**Entries shown**
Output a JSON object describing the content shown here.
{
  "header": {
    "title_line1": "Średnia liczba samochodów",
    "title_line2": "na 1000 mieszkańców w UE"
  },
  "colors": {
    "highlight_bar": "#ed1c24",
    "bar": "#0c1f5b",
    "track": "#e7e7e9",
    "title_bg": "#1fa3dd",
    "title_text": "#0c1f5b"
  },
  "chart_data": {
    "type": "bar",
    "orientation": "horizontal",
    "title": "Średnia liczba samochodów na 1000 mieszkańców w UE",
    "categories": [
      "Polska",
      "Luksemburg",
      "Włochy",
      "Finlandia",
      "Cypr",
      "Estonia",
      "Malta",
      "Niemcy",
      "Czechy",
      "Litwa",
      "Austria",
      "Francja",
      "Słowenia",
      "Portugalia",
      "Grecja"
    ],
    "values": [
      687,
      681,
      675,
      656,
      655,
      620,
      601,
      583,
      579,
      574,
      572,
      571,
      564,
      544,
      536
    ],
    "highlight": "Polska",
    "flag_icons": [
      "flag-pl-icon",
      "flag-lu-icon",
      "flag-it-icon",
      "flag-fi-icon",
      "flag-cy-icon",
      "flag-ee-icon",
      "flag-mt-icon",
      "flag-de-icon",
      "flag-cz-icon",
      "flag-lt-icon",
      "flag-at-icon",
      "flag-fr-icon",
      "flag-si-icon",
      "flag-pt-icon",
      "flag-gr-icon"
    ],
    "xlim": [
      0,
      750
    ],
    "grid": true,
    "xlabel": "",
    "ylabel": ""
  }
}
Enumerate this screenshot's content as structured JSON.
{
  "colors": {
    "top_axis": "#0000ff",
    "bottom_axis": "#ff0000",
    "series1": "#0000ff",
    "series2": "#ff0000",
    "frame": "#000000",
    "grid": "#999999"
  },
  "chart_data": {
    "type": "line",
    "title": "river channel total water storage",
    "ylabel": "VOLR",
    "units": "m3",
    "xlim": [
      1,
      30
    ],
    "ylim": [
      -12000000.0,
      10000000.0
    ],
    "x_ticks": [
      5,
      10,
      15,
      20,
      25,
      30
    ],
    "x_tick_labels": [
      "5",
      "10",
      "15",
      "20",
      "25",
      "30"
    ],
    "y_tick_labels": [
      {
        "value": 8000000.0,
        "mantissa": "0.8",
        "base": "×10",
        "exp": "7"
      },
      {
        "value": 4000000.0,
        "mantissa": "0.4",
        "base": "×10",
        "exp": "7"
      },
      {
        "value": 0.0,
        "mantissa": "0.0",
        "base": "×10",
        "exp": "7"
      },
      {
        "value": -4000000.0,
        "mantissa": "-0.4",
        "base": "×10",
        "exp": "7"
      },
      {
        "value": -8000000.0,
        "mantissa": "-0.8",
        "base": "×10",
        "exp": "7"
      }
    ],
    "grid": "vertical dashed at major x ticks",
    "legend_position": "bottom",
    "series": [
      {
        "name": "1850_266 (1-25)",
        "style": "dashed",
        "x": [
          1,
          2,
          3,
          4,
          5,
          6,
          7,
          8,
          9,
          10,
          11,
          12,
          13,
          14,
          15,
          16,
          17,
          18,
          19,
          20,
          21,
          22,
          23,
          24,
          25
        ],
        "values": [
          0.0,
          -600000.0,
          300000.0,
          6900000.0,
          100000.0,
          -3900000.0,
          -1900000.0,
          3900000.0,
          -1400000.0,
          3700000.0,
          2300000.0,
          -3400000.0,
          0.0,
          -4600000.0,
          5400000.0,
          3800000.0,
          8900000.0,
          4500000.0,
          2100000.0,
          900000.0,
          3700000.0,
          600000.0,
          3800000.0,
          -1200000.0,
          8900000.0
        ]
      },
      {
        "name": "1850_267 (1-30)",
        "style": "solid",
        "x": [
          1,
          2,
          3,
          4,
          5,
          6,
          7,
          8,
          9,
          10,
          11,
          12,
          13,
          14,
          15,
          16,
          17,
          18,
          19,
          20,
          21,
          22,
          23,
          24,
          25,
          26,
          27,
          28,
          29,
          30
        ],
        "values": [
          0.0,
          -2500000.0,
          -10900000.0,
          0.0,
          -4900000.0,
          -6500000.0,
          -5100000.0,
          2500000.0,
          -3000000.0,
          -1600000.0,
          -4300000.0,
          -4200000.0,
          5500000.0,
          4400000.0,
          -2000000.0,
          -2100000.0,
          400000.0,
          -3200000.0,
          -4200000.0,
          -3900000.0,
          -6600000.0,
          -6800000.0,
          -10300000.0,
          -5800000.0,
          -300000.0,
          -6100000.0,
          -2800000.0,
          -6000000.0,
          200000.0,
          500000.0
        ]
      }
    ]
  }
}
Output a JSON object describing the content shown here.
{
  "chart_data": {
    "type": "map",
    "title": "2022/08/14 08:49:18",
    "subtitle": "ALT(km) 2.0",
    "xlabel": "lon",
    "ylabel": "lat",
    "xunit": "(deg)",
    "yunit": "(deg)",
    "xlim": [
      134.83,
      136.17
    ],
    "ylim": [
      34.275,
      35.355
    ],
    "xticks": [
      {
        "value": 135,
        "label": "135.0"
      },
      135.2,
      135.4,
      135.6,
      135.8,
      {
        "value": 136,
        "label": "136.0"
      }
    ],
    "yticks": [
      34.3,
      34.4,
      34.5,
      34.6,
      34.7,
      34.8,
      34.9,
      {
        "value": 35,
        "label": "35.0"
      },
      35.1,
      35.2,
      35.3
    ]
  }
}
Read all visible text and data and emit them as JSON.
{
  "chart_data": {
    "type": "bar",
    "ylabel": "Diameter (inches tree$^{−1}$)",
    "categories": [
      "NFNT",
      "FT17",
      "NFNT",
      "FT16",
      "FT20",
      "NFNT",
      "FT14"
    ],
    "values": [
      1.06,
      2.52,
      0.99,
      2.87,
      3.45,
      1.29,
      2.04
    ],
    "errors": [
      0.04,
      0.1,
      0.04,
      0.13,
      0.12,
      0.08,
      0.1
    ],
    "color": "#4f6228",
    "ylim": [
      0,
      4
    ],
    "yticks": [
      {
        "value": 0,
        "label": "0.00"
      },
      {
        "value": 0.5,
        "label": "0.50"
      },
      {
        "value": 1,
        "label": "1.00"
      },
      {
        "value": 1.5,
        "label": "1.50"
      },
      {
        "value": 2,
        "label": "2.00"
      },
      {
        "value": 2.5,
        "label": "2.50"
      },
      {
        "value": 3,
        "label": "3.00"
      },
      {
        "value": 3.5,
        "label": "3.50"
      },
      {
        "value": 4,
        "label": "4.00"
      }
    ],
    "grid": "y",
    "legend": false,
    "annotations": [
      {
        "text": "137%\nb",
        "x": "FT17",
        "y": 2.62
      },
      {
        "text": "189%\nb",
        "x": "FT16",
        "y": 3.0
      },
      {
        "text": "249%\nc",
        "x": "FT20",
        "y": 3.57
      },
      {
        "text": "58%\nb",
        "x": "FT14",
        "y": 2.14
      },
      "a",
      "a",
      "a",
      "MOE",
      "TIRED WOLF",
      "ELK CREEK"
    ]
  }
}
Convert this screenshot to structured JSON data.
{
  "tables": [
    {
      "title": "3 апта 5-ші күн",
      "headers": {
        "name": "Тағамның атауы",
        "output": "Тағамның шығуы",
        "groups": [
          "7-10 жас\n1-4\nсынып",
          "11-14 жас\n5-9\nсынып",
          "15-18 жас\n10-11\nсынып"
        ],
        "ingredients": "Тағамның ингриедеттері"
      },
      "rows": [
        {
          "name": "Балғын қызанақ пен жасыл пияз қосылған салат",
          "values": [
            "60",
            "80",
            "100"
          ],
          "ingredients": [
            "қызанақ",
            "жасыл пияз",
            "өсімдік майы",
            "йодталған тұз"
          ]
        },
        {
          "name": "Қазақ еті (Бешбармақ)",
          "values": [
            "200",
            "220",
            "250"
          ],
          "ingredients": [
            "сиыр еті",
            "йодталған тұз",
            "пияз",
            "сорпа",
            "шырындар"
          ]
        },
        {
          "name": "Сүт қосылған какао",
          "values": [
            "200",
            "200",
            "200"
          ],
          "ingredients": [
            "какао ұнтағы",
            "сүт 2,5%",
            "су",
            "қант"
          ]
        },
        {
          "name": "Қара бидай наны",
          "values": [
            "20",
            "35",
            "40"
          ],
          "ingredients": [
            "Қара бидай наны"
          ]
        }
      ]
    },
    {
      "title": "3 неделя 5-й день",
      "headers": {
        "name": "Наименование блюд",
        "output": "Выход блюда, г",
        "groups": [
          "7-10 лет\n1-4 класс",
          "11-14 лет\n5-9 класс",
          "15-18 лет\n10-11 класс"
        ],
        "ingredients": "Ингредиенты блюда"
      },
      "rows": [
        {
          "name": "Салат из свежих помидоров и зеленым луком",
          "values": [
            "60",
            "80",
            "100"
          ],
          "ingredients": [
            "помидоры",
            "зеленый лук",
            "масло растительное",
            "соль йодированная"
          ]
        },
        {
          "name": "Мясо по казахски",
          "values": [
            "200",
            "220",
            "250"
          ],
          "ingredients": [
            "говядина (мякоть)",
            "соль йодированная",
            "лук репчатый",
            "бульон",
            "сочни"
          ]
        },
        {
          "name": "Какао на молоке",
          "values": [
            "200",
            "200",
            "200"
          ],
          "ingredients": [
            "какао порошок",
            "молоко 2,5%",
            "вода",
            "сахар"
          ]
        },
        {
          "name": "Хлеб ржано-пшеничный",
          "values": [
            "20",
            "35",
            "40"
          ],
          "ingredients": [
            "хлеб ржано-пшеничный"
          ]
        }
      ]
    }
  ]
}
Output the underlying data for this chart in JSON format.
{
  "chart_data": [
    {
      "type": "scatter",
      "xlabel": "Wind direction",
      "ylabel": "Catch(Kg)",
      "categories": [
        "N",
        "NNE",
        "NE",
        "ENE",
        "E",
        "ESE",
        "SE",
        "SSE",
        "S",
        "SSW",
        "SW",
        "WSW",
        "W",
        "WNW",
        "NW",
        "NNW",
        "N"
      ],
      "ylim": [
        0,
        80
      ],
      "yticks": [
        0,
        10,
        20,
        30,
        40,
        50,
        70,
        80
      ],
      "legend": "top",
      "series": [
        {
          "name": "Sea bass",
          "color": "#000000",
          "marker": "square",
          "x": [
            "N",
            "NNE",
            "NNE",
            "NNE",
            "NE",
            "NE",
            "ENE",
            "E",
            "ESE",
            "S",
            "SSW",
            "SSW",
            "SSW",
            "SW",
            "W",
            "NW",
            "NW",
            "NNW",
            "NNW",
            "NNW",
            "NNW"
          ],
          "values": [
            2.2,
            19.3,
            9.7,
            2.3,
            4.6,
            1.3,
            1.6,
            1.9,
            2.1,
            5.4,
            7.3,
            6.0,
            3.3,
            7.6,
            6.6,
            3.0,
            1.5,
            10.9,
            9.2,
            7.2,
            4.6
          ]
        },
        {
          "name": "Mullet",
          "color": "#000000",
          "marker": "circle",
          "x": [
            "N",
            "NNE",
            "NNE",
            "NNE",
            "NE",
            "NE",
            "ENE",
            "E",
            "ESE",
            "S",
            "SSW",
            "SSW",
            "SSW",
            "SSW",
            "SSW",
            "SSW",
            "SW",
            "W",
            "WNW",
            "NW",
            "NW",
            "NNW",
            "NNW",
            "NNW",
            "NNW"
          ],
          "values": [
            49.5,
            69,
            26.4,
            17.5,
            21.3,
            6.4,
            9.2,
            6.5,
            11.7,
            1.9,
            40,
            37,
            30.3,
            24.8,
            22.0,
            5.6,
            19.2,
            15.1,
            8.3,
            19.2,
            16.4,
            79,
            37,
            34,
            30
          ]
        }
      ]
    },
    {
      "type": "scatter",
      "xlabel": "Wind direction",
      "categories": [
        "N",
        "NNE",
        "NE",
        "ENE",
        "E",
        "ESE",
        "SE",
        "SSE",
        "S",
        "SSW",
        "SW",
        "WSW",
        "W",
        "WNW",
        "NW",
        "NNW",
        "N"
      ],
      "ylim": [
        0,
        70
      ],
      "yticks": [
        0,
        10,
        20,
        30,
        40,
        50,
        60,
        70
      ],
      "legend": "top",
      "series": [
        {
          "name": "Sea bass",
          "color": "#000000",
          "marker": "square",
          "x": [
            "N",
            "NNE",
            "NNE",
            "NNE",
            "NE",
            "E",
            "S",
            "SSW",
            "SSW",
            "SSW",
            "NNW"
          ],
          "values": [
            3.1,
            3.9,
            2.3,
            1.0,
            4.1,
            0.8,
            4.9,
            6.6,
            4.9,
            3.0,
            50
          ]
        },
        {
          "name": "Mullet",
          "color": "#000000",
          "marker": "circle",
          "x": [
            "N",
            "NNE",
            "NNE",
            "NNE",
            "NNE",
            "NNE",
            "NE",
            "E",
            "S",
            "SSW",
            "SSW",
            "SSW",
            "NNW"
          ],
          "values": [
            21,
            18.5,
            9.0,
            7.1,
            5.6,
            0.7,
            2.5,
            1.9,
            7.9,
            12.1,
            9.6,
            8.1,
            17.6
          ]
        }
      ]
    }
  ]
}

**Task to complete**
State how many lines in the records above contain the word "JSON", and give only that number.

**Response**
6